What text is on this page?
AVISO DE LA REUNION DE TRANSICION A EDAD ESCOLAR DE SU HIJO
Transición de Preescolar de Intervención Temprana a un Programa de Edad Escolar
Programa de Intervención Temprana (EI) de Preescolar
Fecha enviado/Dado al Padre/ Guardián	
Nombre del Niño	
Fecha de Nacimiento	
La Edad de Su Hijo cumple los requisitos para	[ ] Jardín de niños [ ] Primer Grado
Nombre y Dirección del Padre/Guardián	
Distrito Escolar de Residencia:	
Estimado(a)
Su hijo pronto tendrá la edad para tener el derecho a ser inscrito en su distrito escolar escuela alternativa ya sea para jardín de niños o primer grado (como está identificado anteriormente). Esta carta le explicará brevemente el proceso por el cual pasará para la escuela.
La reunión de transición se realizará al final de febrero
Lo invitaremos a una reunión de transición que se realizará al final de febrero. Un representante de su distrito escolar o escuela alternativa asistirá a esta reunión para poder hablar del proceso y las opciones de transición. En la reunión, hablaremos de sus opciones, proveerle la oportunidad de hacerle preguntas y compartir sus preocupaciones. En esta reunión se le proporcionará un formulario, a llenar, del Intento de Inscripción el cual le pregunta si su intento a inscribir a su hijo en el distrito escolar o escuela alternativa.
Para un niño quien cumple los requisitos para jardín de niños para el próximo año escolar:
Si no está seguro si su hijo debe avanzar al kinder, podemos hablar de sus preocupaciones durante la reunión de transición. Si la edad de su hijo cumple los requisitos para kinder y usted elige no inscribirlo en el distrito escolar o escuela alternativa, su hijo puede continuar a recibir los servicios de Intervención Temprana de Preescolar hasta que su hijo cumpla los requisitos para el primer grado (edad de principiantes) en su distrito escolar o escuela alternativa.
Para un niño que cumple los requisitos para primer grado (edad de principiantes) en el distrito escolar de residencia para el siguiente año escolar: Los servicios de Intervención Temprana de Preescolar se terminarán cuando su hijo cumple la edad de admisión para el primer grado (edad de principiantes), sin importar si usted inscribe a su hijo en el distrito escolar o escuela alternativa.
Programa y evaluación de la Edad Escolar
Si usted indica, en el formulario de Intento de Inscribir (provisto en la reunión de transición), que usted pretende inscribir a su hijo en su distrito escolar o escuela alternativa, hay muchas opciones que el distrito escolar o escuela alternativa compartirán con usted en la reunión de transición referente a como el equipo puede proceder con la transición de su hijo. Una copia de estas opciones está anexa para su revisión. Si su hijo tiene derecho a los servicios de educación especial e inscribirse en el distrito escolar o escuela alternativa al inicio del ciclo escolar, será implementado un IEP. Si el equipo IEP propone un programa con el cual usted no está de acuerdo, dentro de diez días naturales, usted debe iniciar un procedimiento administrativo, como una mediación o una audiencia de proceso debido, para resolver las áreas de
::::
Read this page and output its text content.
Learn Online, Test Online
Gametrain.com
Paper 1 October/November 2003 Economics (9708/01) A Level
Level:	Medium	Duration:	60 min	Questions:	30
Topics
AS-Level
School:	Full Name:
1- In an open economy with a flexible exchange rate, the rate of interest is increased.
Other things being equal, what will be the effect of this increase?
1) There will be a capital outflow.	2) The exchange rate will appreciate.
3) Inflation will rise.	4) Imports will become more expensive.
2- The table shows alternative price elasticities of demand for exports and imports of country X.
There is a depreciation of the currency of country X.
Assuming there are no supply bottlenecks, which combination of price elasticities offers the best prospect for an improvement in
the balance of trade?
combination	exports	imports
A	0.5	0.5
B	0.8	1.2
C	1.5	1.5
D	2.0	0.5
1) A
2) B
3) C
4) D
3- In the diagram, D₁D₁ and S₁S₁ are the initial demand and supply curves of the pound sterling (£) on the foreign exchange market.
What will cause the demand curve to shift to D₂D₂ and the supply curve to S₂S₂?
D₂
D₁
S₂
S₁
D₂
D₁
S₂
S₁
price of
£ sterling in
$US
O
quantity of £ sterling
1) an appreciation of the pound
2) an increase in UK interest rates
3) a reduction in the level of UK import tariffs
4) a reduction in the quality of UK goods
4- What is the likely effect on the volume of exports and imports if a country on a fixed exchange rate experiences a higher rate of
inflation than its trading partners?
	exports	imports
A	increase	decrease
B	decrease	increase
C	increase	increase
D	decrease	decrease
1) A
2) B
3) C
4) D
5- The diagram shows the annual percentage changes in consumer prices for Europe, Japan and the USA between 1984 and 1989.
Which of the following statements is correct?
::::
# Do this
Extract every line containing the string "cumple" from the data above.

# Full output
La Edad de Su Hijo cumple los requisitos para	[ ] Jardín de niños [ ] Primer Grado
Para un niño quien cumple los requisitos para jardín de niños para el próximo año escolar:
Si no está seguro si su hijo debe avanzar al kinder, podemos hablar de sus preocupaciones durante la reunión de transición. Si la edad de su hijo cumple los requisitos para kinder y usted elige no inscribirlo en el distrito escolar o escuela alternativa, su hijo puede continuar a recibir los servicios de Intervención Temprana de Preescolar hasta que su hijo cumpla los requisitos para el primer grado (edad de principiantes) en su distrito escolar o escuela alternativa.
Para un niño que cumple los requisitos para primer grado (edad de principiantes) en el distrito escolar de residencia para el siguiente año escolar: Los servicios de Intervención Temprana de Preescolar se terminarán cuando su hijo cumple la edad de admisión para el primer grado (edad de principiantes), sin importar si usted inscribe a su hijo en el distrito escolar o escuela alternativa.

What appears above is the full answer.